WHAT YOU NEED TO DO:
Restate all the material verbatim, except for the pictures.

(Records that describe figures)
—————

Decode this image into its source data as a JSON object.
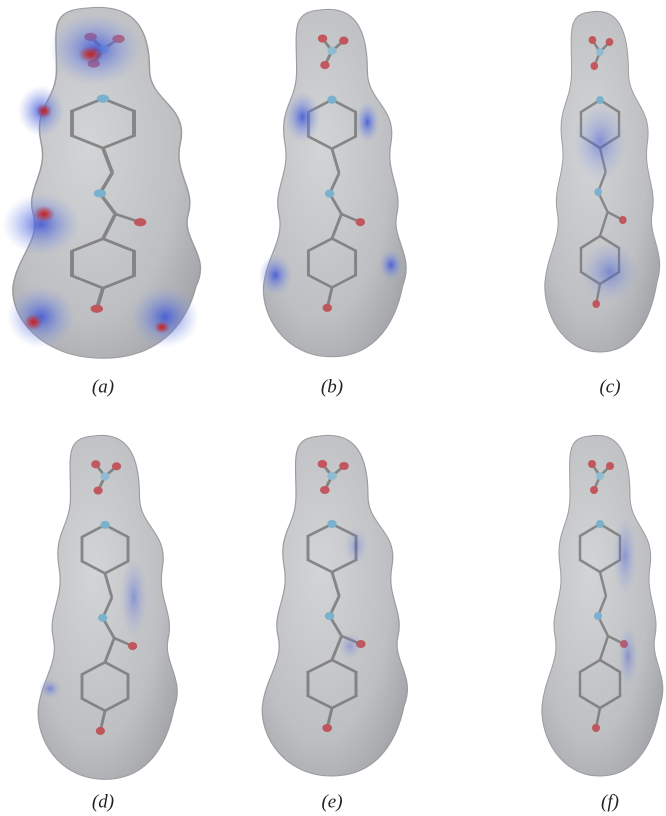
{
  "panels": [
    {
      "label": "(a)"
    },
    {
      "label": "(b)"
    },
    {
      "label": "(c)"
    },
    {
      "label": "(d)"
    },
    {
      "label": "(e)"
    },
    {
      "label": "(f)"
    }
  ]
}
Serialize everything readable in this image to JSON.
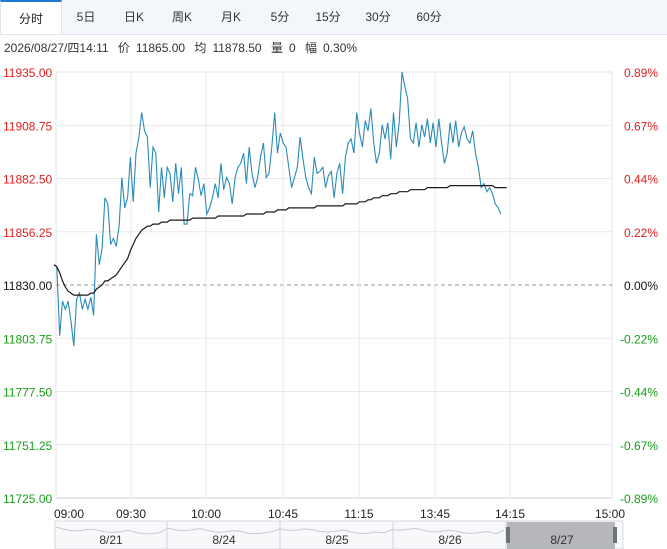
{
  "tabs": [
    "分时",
    "5日",
    "日K",
    "周K",
    "月K",
    "5分",
    "15分",
    "30分",
    "60分"
  ],
  "active_tab": "分时",
  "info": {
    "datetime": "2026/08/27/四14:11",
    "price_label": "价",
    "price": "11865.00",
    "avg_label": "均",
    "avg": "11878.50",
    "vol_label": "量",
    "vol": "0",
    "range_label": "幅",
    "range": "0.30%"
  },
  "colors": {
    "up": "#e02020",
    "down": "#1a9e1a",
    "flat": "#111111",
    "price_line": "#2a8ab8",
    "avg_line": "#1a1a1a",
    "grid": "#e9e9e9"
  },
  "navigator": {
    "labels": [
      "8/21",
      "8/24",
      "8/25",
      "8/26",
      "8/27"
    ],
    "selected": "8/27"
  },
  "chart_data": {
    "type": "line",
    "base_price": 11830.0,
    "ylim": [
      11725.0,
      11935.0
    ],
    "y_ticks_left": [
      "11935.00",
      "11908.75",
      "11882.50",
      "11856.25",
      "11830.00",
      "11803.75",
      "11777.50",
      "11751.25",
      "11725.00"
    ],
    "y_ticks_right": [
      "0.89%",
      "0.67%",
      "0.44%",
      "0.22%",
      "0.00%",
      "-0.22%",
      "-0.44%",
      "-0.67%",
      "-0.89%"
    ],
    "x_ticks": [
      "09:00",
      "09:30",
      "10:00",
      "10:45",
      "11:15",
      "13:45",
      "14:15",
      "15:00"
    ],
    "series": [
      {
        "key": "price",
        "values": [
          11840,
          11839,
          11805,
          11822,
          11818,
          11822,
          11812,
          11800,
          11823,
          11826,
          11818,
          11823,
          11818,
          11824,
          11815,
          11855,
          11840,
          11848,
          11873,
          11870,
          11850,
          11853,
          11849,
          11859,
          11883,
          11868,
          11873,
          11893,
          11871,
          11895,
          11903,
          11915,
          11906,
          11903,
          11878,
          11898,
          11895,
          11866,
          11888,
          11873,
          11888,
          11885,
          11871,
          11890,
          11875,
          11888,
          11860,
          11860,
          11875,
          11874,
          11888,
          11882,
          11874,
          11880,
          11865,
          11868,
          11873,
          11880,
          11873,
          11890,
          11877,
          11883,
          11880,
          11870,
          11883,
          11888,
          11890,
          11895,
          11880,
          11898,
          11885,
          11878,
          11883,
          11893,
          11900,
          11883,
          11885,
          11898,
          11915,
          11895,
          11905,
          11900,
          11898,
          11888,
          11878,
          11883,
          11888,
          11903,
          11892,
          11883,
          11878,
          11875,
          11893,
          11885,
          11886,
          11888,
          11878,
          11884,
          11886,
          11873,
          11885,
          11890,
          11875,
          11893,
          11900,
          11902,
          11895,
          11915,
          11905,
          11898,
          11911,
          11906,
          11917,
          11900,
          11890,
          11895,
          11909,
          11902,
          11910,
          11892,
          11915,
          11898,
          11910,
          11935,
          11928,
          11922,
          11902,
          11900,
          11910,
          11898,
          11909,
          11903,
          11912,
          11900,
          11910,
          11898,
          11912,
          11900,
          11890,
          11895,
          11910,
          11900,
          11911,
          11898,
          11905,
          11908,
          11902,
          11900,
          11906,
          11895,
          11888,
          11878,
          11880,
          11876,
          11878,
          11875,
          11870,
          11868,
          11865
        ]
      },
      {
        "key": "average",
        "values": [
          11840,
          11839,
          11836,
          11832,
          11829,
          11827,
          11826,
          11825,
          11825,
          11825,
          11825,
          11825,
          11825,
          11826,
          11826,
          11828,
          11829,
          11830,
          11832,
          11832,
          11833,
          11834,
          11835,
          11837,
          11839,
          11841,
          11843,
          11847,
          11850,
          11853,
          11855,
          11857,
          11858,
          11859,
          11859,
          11860,
          11860,
          11860,
          11861,
          11861,
          11861,
          11862,
          11862,
          11862,
          11862,
          11862,
          11862,
          11862,
          11862,
          11863,
          11863,
          11863,
          11863,
          11863,
          11863,
          11863,
          11863,
          11863,
          11864,
          11864,
          11864,
          11864,
          11864,
          11864,
          11864,
          11864,
          11864,
          11864,
          11865,
          11865,
          11865,
          11865,
          11865,
          11865,
          11865,
          11866,
          11866,
          11866,
          11866,
          11867,
          11867,
          11867,
          11867,
          11868,
          11868,
          11868,
          11868,
          11868,
          11868,
          11868,
          11868,
          11868,
          11868,
          11869,
          11869,
          11869,
          11869,
          11869,
          11869,
          11869,
          11869,
          11869,
          11869,
          11870,
          11870,
          11870,
          11870,
          11870,
          11871,
          11871,
          11871,
          11872,
          11872,
          11873,
          11873,
          11873,
          11874,
          11874,
          11874,
          11875,
          11875,
          11875,
          11876,
          11876,
          11876,
          11876,
          11877,
          11877,
          11877,
          11877,
          11877,
          11877,
          11878,
          11878,
          11878,
          11878,
          11878,
          11878,
          11878,
          11878,
          11879,
          11879,
          11879,
          11879,
          11879,
          11879,
          11879,
          11879,
          11879,
          11879,
          11879,
          11879,
          11879,
          11879,
          11879,
          11879,
          11878,
          11878,
          11878,
          11878,
          11878
        ]
      }
    ]
  }
}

—————

SOLUTION TO THIS PROBLEM:
Decode this image into its source data as a JSON object.
{
  "panels": [
    {
      "label": "(a)"
    },
    {
      "label": "(b)"
    },
    {
      "label": "(c)"
    },
    {
      "label": "(d)"
    },
    {
      "label": "(e)"
    },
    {
      "label": "(f)"
    }
  ]
}
Serialize everything readable in this image to JSON.
{
  "tabs": [
    "分时",
    "5日",
    "日K",
    "周K",
    "月K",
    "5分",
    "15分",
    "30分",
    "60分"
  ],
  "active_tab": "分时",
  "info": {
    "datetime": "2026/08/27/四14:11",
    "price_label": "价",
    "price": "11865.00",
    "avg_label": "均",
    "avg": "11878.50",
    "vol_label": "量",
    "vol": "0",
    "range_label": "幅",
    "range": "0.30%"
  },
  "colors": {
    "up": "#e02020",
    "down": "#1a9e1a",
    "flat": "#111111",
    "price_line": "#2a8ab8",
    "avg_line": "#1a1a1a",
    "grid": "#e9e9e9"
  },
  "navigator": {
    "labels": [
      "8/21",
      "8/24",
      "8/25",
      "8/26",
      "8/27"
    ],
    "selected": "8/27"
  },
  "chart_data": {
    "type": "line",
    "base_price": 11830.0,
    "ylim": [
      11725.0,
      11935.0
    ],
    "y_ticks_left": [
      "11935.00",
      "11908.75",
      "11882.50",
      "11856.25",
      "11830.00",
      "11803.75",
      "11777.50",
      "11751.25",
      "11725.00"
    ],
    "y_ticks_right": [
      "0.89%",
      "0.67%",
      "0.44%",
      "0.22%",
      "0.00%",
      "-0.22%",
      "-0.44%",
      "-0.67%",
      "-0.89%"
    ],
    "x_ticks": [
      "09:00",
      "09:30",
      "10:00",
      "10:45",
      "11:15",
      "13:45",
      "14:15",
      "15:00"
    ],
    "series": [
      {
        "key": "price",
        "values": [
          11840,
          11839,
          11805,
          11822,
          11818,
          11822,
          11812,
          11800,
          11823,
          11826,
          11818,
          11823,
          11818,
          11824,
          11815,
          11855,
          11840,
          11848,
          11873,
          11870,
          11850,
          11853,
          11849,
          11859,
          11883,
          11868,
          11873,
          11893,
          11871,
          11895,
          11903,
          11915,
          11906,
          11903,
          11878,
          11898,
          11895,
          11866,
          11888,
          11873,
          11888,
          11885,
          11871,
          11890,
          11875,
          11888,
          11860,
          11860,
          11875,
          11874,
          11888,
          11882,
          11874,
          11880,
          11865,
          11868,
          11873,
          11880,
          11873,
          11890,
          11877,
          11883,
          11880,
          11870,
          11883,
          11888,
          11890,
          11895,
          11880,
          11898,
          11885,
          11878,
          11883,
          11893,
          11900,
          11883,
          11885,
          11898,
          11915,
          11895,
          11905,
          11900,
          11898,
          11888,
          11878,
          11883,
          11888,
          11903,
          11892,
          11883,
          11878,
          11875,
          11893,
          11885,
          11886,
          11888,
          11878,
          11884,
          11886,
          11873,
          11885,
          11890,
          11875,
          11893,
          11900,
          11902,
          11895,
          11915,
          11905,
          11898,
          11911,
          11906,
          11917,
          11900,
          11890,
          11895,
          11909,
          11902,
          11910,
          11892,
          11915,
          11898,
          11910,
          11935,
          11928,
          11922,
          11902,
          11900,
          11910,
          11898,
          11909,
          11903,
          11912,
          11900,
          11910,
          11898,
          11912,
          11900,
          11890,
          11895,
          11910,
          11900,
          11911,
          11898,
          11905,
          11908,
          11902,
          11900,
          11906,
          11895,
          11888,
          11878,
          11880,
          11876,
          11878,
          11875,
          11870,
          11868,
          11865
        ]
      },
      {
        "key": "average",
        "values": [
          11840,
          11839,
          11836,
          11832,
          11829,
          11827,
          11826,
          11825,
          11825,
          11825,
          11825,
          11825,
          11825,
          11826,
          11826,
          11828,
          11829,
          11830,
          11832,
          11832,
          11833,
          11834,
          11835,
          11837,
          11839,
          11841,
          11843,
          11847,
          11850,
          11853,
          11855,
          11857,
          11858,
          11859,
          11859,
          11860,
          11860,
          11860,
          11861,
          11861,
          11861,
          11862,
          11862,
          11862,
          11862,
          11862,
          11862,
          11862,
          11862,
          11863,
          11863,
          11863,
          11863,
          11863,
          11863,
          11863,
          11863,
          11863,
          11864,
          11864,
          11864,
          11864,
          11864,
          11864,
          11864,
          11864,
          11864,
          11864,
          11865,
          11865,
          11865,
          11865,
          11865,
          11865,
          11865,
          11866,
          11866,
          11866,
          11866,
          11867,
          11867,
          11867,
          11867,
          11868,
          11868,
          11868,
          11868,
          11868,
          11868,
          11868,
          11868,
          11868,
          11868,
          11869,
          11869,
          11869,
          11869,
          11869,
          11869,
          11869,
          11869,
          11869,
          11869,
          11870,
          11870,
          11870,
          11870,
          11870,
          11871,
          11871,
          11871,
          11872,
          11872,
          11873,
          11873,
          11873,
          11874,
          11874,
          11874,
          11875,
          11875,
          11875,
          11876,
          11876,
          11876,
          11876,
          11877,
          11877,
          11877,
          11877,
          11877,
          11877,
          11878,
          11878,
          11878,
          11878,
          11878,
          11878,
          11878,
          11878,
          11879,
          11879,
          11879,
          11879,
          11879,
          11879,
          11879,
          11879,
          11879,
          11879,
          11879,
          11879,
          11879,
          11879,
          11879,
          11879,
          11878,
          11878,
          11878,
          11878,
          11878
        ]
      }
    ]
  }
}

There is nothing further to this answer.